[Directions for this task]
Quote the full listing word for word.

[Data provided]
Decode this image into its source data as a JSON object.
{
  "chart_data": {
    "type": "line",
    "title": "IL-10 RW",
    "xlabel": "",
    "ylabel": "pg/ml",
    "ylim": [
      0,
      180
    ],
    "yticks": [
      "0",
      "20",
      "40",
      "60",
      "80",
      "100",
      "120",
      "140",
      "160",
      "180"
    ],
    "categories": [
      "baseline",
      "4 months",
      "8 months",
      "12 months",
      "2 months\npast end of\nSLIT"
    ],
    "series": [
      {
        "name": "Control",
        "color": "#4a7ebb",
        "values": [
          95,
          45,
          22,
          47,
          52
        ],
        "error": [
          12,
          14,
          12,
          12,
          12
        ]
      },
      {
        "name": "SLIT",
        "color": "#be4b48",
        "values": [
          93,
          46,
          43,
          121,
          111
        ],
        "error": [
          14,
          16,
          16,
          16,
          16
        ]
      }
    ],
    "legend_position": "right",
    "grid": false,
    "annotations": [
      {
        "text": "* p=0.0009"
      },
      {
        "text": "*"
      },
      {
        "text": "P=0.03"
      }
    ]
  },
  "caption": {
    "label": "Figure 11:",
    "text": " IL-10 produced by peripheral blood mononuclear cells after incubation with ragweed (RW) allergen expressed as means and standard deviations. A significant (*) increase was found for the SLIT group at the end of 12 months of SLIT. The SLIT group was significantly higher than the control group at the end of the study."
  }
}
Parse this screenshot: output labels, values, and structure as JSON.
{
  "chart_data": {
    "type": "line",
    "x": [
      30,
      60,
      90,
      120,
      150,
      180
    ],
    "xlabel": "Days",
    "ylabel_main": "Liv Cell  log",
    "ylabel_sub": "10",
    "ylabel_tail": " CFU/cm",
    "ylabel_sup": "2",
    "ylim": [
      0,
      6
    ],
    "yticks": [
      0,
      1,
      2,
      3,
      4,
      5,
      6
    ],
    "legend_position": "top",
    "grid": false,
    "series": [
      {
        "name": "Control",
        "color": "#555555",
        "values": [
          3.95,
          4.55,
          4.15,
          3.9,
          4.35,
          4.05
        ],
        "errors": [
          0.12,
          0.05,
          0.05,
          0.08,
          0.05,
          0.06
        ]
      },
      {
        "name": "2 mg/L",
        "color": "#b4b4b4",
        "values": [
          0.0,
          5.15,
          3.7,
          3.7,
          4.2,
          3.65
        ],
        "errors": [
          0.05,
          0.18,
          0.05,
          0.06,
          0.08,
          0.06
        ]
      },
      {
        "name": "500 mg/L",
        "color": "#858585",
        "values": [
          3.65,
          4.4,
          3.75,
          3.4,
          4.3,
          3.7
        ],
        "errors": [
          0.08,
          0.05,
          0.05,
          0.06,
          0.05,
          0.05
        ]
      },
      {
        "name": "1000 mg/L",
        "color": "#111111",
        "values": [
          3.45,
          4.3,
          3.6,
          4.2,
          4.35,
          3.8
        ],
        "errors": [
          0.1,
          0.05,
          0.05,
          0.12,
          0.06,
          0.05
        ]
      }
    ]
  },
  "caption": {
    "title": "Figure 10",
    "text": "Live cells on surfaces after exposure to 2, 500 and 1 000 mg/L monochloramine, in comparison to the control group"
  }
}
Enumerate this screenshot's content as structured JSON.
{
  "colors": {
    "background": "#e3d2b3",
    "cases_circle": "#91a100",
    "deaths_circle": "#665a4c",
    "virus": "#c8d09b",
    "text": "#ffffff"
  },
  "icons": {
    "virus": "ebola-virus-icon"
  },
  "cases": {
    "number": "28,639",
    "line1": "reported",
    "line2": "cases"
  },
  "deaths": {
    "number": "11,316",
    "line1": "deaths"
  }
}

[Your solution]
Decode this image into its source data as a JSON object.
{
  "chart_data": {
    "type": "line",
    "title": "IL-10 RW",
    "xlabel": "",
    "ylabel": "pg/ml",
    "ylim": [
      0,
      180
    ],
    "yticks": [
      "0",
      "20",
      "40",
      "60",
      "80",
      "100",
      "120",
      "140",
      "160",
      "180"
    ],
    "categories": [
      "baseline",
      "4 months",
      "8 months",
      "12 months",
      "2 months\npast end of\nSLIT"
    ],
    "series": [
      {
        "name": "Control",
        "color": "#4a7ebb",
        "values": [
          95,
          45,
          22,
          47,
          52
        ],
        "error": [
          12,
          14,
          12,
          12,
          12
        ]
      },
      {
        "name": "SLIT",
        "color": "#be4b48",
        "values": [
          93,
          46,
          43,
          121,
          111
        ],
        "error": [
          14,
          16,
          16,
          16,
          16
        ]
      }
    ],
    "legend_position": "right",
    "grid": false,
    "annotations": [
      {
        "text": "* p=0.0009"
      },
      {
        "text": "*"
      },
      {
        "text": "P=0.03"
      }
    ]
  },
  "caption": {
    "label": "Figure 11:",
    "text": " IL-10 produced by peripheral blood mononuclear cells after incubation with ragweed (RW) allergen expressed as means and standard deviations. A significant (*) increase was found for the SLIT group at the end of 12 months of SLIT. The SLIT group was significantly higher than the control group at the end of the study."
  }
}
Parse this screenshot: output labels, values, and structure as JSON.
{
  "chart_data": {
    "type": "line",
    "x": [
      30,
      60,
      90,
      120,
      150,
      180
    ],
    "xlabel": "Days",
    "ylabel_main": "Liv Cell  log",
    "ylabel_sub": "10",
    "ylabel_tail": " CFU/cm",
    "ylabel_sup": "2",
    "ylim": [
      0,
      6
    ],
    "yticks": [
      0,
      1,
      2,
      3,
      4,
      5,
      6
    ],
    "legend_position": "top",
    "grid": false,
    "series": [
      {
        "name": "Control",
        "color": "#555555",
        "values": [
          3.95,
          4.55,
          4.15,
          3.9,
          4.35,
          4.05
        ],
        "errors": [
          0.12,
          0.05,
          0.05,
          0.08,
          0.05,
          0.06
        ]
      },
      {
        "name": "2 mg/L",
        "color": "#b4b4b4",
        "values": [
          0.0,
          5.15,
          3.7,
          3.7,
          4.2,
          3.65
        ],
        "errors": [
          0.05,
          0.18,
          0.05,
          0.06,
          0.08,
          0.06
        ]
      },
      {
        "name": "500 mg/L",
        "color": "#858585",
        "values": [
          3.65,
          4.4,
          3.75,
          3.4,
          4.3,
          3.7
        ],
        "errors": [
          0.08,
          0.05,
          0.05,
          0.06,
          0.05,
          0.05
        ]
      },
      {
        "name": "1000 mg/L",
        "color": "#111111",
        "values": [
          3.45,
          4.3,
          3.6,
          4.2,
          4.35,
          3.8
        ],
        "errors": [
          0.1,
          0.05,
          0.05,
          0.12,
          0.06,
          0.05
        ]
      }
    ]
  },
  "caption": {
    "title": "Figure 10",
    "text": "Live cells on surfaces after exposure to 2, 500 and 1 000 mg/L monochloramine, in comparison to the control group"
  }
}
Enumerate this screenshot's content as structured JSON.
{
  "colors": {
    "background": "#e3d2b3",
    "cases_circle": "#91a100",
    "deaths_circle": "#665a4c",
    "virus": "#c8d09b",
    "text": "#ffffff"
  },
  "icons": {
    "virus": "ebola-virus-icon"
  },
  "cases": {
    "number": "28,639",
    "line1": "reported",
    "line2": "cases"
  },
  "deaths": {
    "number": "11,316",
    "line1": "deaths"
  }
}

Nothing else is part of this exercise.